= Records supplied =
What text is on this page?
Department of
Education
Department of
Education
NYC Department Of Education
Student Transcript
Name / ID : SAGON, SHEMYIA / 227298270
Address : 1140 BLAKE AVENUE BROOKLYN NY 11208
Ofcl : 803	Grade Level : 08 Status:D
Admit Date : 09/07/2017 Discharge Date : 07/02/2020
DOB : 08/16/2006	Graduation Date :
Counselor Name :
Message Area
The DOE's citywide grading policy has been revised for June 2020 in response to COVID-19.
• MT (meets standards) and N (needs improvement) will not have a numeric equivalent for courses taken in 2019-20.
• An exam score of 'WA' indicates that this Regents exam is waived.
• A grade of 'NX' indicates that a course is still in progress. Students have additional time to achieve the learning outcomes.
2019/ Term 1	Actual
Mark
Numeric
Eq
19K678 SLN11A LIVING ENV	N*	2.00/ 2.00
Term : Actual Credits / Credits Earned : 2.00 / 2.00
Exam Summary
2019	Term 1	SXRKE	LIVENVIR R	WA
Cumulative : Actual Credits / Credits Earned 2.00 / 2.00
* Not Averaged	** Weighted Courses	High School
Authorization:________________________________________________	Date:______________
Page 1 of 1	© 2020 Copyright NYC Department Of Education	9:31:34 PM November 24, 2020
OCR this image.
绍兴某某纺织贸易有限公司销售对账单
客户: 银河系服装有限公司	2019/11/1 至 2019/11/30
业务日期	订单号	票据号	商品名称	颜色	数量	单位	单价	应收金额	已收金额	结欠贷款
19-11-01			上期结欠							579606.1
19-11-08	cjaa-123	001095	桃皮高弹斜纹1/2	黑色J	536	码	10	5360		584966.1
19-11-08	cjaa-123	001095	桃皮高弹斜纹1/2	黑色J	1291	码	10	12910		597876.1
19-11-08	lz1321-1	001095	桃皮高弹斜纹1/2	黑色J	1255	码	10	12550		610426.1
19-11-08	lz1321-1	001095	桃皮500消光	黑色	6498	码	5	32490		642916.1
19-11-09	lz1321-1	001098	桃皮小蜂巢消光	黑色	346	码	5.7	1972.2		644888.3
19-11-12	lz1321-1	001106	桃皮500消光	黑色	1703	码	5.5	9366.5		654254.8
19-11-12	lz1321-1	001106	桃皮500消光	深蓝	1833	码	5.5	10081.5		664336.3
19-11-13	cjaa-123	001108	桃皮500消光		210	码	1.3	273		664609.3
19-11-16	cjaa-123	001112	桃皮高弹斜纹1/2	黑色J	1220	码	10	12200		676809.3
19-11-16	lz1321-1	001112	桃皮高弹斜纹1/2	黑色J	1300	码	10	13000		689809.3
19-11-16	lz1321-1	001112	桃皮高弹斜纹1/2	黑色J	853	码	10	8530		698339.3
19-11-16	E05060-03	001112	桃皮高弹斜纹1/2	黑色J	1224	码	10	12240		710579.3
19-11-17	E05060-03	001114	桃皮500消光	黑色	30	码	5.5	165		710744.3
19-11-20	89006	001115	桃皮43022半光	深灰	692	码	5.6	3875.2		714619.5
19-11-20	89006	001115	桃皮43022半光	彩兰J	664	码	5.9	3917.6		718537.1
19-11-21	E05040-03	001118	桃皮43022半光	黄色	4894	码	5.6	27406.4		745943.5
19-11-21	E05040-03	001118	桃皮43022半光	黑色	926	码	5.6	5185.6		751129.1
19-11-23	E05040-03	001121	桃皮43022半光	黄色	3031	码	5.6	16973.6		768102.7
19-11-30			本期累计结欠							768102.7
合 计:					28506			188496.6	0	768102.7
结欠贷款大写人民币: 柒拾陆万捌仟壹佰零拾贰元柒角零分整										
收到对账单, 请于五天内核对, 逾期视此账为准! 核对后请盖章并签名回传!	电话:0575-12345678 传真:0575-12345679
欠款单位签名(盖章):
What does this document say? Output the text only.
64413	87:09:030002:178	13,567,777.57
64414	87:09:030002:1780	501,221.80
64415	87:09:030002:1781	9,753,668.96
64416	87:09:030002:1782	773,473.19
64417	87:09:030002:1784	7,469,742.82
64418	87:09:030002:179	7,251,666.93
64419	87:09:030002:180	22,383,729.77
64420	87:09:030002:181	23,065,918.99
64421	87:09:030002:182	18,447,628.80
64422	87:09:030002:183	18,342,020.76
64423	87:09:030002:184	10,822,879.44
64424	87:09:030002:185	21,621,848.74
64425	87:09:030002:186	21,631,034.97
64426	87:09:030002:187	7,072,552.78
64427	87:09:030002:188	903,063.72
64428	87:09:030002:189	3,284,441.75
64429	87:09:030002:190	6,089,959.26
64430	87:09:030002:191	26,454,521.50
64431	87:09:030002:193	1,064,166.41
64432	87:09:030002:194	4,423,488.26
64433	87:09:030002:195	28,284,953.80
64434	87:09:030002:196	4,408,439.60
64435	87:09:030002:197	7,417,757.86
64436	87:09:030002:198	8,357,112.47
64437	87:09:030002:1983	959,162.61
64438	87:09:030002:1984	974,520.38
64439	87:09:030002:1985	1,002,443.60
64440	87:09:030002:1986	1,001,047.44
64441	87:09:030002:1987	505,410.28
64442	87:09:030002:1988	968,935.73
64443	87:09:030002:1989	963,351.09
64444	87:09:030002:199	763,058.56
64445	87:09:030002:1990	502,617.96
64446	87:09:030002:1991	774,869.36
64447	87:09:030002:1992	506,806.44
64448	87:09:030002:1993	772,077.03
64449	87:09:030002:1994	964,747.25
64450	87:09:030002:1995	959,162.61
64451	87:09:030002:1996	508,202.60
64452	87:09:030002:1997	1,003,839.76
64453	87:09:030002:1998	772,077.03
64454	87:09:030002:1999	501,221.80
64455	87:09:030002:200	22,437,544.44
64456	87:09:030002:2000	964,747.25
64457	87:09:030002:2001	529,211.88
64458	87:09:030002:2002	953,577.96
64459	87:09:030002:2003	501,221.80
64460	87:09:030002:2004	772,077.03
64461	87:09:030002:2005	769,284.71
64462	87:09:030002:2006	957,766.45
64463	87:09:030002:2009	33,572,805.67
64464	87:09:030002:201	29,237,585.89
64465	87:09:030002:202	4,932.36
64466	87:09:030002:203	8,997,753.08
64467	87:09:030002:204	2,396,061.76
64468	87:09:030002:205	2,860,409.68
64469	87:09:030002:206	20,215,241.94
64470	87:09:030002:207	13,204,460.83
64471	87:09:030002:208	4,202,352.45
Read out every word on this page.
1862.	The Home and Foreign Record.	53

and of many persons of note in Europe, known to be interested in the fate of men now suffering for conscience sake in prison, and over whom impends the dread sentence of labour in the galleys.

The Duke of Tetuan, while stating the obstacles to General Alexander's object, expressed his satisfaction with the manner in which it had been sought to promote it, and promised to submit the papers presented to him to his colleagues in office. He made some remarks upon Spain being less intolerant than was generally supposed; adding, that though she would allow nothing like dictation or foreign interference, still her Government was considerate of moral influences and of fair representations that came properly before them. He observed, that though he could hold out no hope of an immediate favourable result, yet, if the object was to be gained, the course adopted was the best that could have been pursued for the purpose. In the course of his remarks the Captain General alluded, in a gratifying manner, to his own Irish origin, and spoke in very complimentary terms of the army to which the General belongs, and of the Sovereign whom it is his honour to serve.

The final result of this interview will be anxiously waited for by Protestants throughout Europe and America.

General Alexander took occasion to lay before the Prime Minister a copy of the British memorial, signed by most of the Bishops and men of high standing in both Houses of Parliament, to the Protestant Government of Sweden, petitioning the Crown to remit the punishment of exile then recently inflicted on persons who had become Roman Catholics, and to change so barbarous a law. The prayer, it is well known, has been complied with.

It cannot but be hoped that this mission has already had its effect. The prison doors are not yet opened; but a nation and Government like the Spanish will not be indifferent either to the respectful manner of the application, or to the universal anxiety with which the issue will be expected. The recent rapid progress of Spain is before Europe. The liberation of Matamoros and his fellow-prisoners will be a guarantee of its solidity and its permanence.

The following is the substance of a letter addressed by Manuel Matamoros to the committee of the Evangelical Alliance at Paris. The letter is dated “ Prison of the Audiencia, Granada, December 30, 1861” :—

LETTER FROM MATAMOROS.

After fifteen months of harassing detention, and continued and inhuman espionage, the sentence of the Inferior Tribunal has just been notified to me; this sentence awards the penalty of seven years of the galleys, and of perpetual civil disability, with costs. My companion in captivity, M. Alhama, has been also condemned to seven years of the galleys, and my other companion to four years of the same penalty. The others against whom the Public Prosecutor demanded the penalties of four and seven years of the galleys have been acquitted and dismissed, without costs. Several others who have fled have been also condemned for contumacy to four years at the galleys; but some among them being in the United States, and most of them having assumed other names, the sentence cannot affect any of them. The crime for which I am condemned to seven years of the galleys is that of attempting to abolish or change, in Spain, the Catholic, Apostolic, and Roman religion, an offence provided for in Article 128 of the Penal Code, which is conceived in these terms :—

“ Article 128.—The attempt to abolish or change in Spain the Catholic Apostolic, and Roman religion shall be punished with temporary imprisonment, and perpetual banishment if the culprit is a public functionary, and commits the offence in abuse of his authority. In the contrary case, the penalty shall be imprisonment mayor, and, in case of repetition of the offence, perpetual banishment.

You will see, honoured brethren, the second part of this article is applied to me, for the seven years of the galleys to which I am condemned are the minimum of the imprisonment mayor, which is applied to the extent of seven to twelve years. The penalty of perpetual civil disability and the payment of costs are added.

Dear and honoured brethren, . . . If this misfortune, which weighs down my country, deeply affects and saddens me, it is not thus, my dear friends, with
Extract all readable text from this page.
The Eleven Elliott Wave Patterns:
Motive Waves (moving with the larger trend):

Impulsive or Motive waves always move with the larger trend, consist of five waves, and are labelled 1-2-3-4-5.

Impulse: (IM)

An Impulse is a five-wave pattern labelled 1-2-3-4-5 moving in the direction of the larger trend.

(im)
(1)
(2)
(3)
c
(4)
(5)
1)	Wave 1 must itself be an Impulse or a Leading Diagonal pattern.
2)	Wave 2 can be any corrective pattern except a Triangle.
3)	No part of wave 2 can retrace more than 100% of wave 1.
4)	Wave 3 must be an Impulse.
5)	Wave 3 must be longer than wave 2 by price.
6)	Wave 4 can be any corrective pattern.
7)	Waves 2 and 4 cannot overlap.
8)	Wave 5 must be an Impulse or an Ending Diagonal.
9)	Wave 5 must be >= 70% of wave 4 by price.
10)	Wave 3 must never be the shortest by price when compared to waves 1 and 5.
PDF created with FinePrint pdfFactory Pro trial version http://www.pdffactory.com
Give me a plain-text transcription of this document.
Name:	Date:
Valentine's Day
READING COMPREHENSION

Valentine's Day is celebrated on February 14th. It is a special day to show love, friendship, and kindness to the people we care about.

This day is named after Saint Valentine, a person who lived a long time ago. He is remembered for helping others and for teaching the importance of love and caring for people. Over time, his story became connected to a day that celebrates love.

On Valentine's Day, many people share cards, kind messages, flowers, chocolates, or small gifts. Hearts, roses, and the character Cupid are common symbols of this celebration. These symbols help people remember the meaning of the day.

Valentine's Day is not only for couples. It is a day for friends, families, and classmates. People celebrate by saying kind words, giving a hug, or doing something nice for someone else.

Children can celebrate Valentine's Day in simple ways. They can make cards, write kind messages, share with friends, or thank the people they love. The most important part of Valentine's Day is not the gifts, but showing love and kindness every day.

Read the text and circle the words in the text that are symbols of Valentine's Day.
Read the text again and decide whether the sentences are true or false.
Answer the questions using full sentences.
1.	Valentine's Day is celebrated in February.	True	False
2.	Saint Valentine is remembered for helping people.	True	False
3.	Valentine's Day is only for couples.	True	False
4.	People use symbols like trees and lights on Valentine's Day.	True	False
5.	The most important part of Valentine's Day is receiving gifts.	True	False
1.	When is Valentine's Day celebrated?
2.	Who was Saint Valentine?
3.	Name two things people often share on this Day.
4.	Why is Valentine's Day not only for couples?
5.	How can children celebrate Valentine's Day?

= Work instructions =
Isolate each line of the listing above that includes "only". Copy it.

= Full answer =
What does this document say? Output the text only.
Valentine's Day is not only for couples. It is a day for friends, families, and classmates. People celebrate by saying kind words, giving a hug, or doing something nice for someone else.
3.	Valentine's Day is only for couples.	True	False
4.	Why is Valentine's Day not only for couples?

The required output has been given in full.